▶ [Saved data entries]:
----
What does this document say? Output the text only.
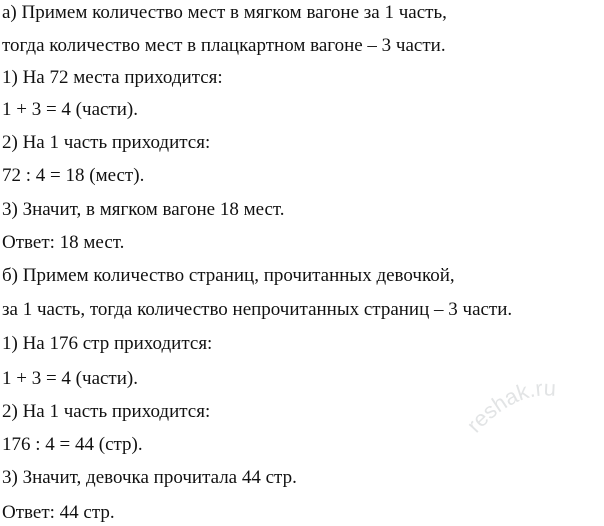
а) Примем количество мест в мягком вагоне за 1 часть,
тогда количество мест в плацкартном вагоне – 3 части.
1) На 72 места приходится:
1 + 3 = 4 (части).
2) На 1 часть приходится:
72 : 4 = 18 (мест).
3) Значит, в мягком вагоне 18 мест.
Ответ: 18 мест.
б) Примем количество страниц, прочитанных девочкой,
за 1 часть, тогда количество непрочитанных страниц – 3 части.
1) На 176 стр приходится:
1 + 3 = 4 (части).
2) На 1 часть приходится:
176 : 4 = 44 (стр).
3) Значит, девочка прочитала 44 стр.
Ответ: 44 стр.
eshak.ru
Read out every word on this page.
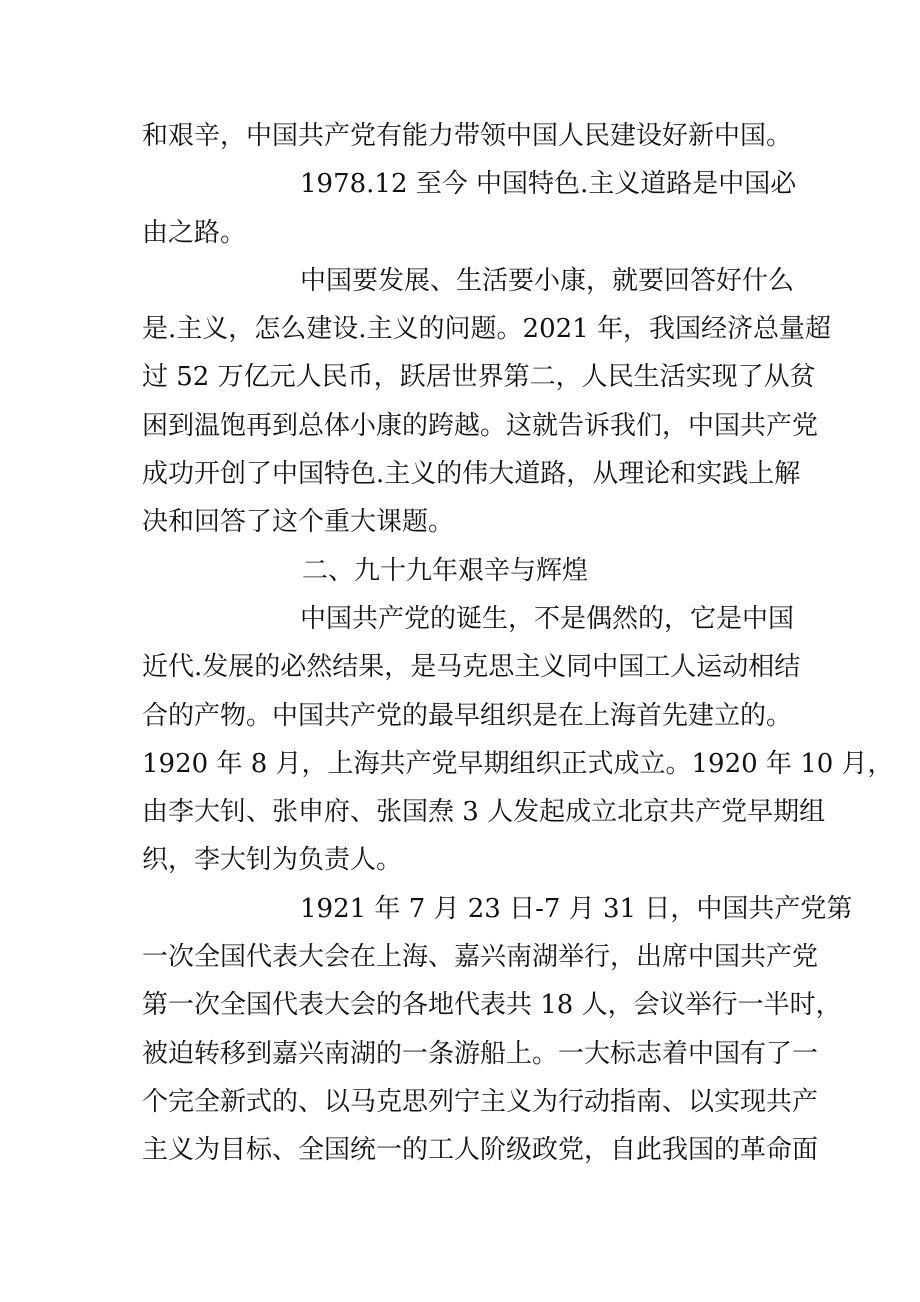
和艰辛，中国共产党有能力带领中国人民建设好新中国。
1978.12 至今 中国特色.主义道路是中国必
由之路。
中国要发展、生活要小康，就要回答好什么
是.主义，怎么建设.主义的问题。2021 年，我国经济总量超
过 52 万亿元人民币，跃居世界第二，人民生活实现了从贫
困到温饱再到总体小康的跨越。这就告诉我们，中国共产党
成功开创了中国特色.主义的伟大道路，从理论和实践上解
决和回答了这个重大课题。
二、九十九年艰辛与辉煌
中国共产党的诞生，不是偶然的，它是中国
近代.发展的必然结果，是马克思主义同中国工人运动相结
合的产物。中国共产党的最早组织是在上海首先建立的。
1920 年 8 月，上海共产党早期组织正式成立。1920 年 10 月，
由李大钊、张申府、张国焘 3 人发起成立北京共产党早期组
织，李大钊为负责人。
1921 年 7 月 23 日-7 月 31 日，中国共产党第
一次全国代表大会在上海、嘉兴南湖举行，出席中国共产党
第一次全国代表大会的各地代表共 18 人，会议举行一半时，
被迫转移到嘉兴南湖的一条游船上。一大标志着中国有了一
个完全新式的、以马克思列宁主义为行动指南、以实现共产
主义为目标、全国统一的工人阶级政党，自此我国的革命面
----
▶ [Short exercise]: Will you set down the records word for word while leaving out every picture?

▶ [Full response]:
What does this document say? Output the text only.
а) Примем количество мест в мягком вагоне за 1 часть,
тогда количество мест в плацкартном вагоне – 3 части.
1) На 72 места приходится:
1 + 3 = 4 (части).
2) На 1 часть приходится:
72 : 4 = 18 (мест).
3) Значит, в мягком вагоне 18 мест.
Ответ: 18 мест.
б) Примем количество страниц, прочитанных девочкой,
за 1 часть, тогда количество непрочитанных страниц – 3 части.
1) На 176 стр приходится:
1 + 3 = 4 (части).
2) На 1 часть приходится:
176 : 4 = 44 (стр).
3) Значит, девочка прочитала 44 стр.
Ответ: 44 стр.
eshak.ru
Read out every word on this page.
和艰辛，中国共产党有能力带领中国人民建设好新中国。
1978.12 至今 中国特色.主义道路是中国必
由之路。
中国要发展、生活要小康，就要回答好什么
是.主义，怎么建设.主义的问题。2021 年，我国经济总量超
过 52 万亿元人民币，跃居世界第二，人民生活实现了从贫
困到温饱再到总体小康的跨越。这就告诉我们，中国共产党
成功开创了中国特色.主义的伟大道路，从理论和实践上解
决和回答了这个重大课题。
二、九十九年艰辛与辉煌
中国共产党的诞生，不是偶然的，它是中国
近代.发展的必然结果，是马克思主义同中国工人运动相结
合的产物。中国共产党的最早组织是在上海首先建立的。
1920 年 8 月，上海共产党早期组织正式成立。1920 年 10 月，
由李大钊、张申府、张国焘 3 人发起成立北京共产党早期组
织，李大钊为负责人。
1921 年 7 月 23 日-7 月 31 日，中国共产党第
一次全国代表大会在上海、嘉兴南湖举行，出席中国共产党
第一次全国代表大会的各地代表共 18 人，会议举行一半时，
被迫转移到嘉兴南湖的一条游船上。一大标志着中国有了一
个完全新式的、以马克思列宁主义为行动指南、以实现共产
主义为目标、全国统一的工人阶级政党，自此我国的革命面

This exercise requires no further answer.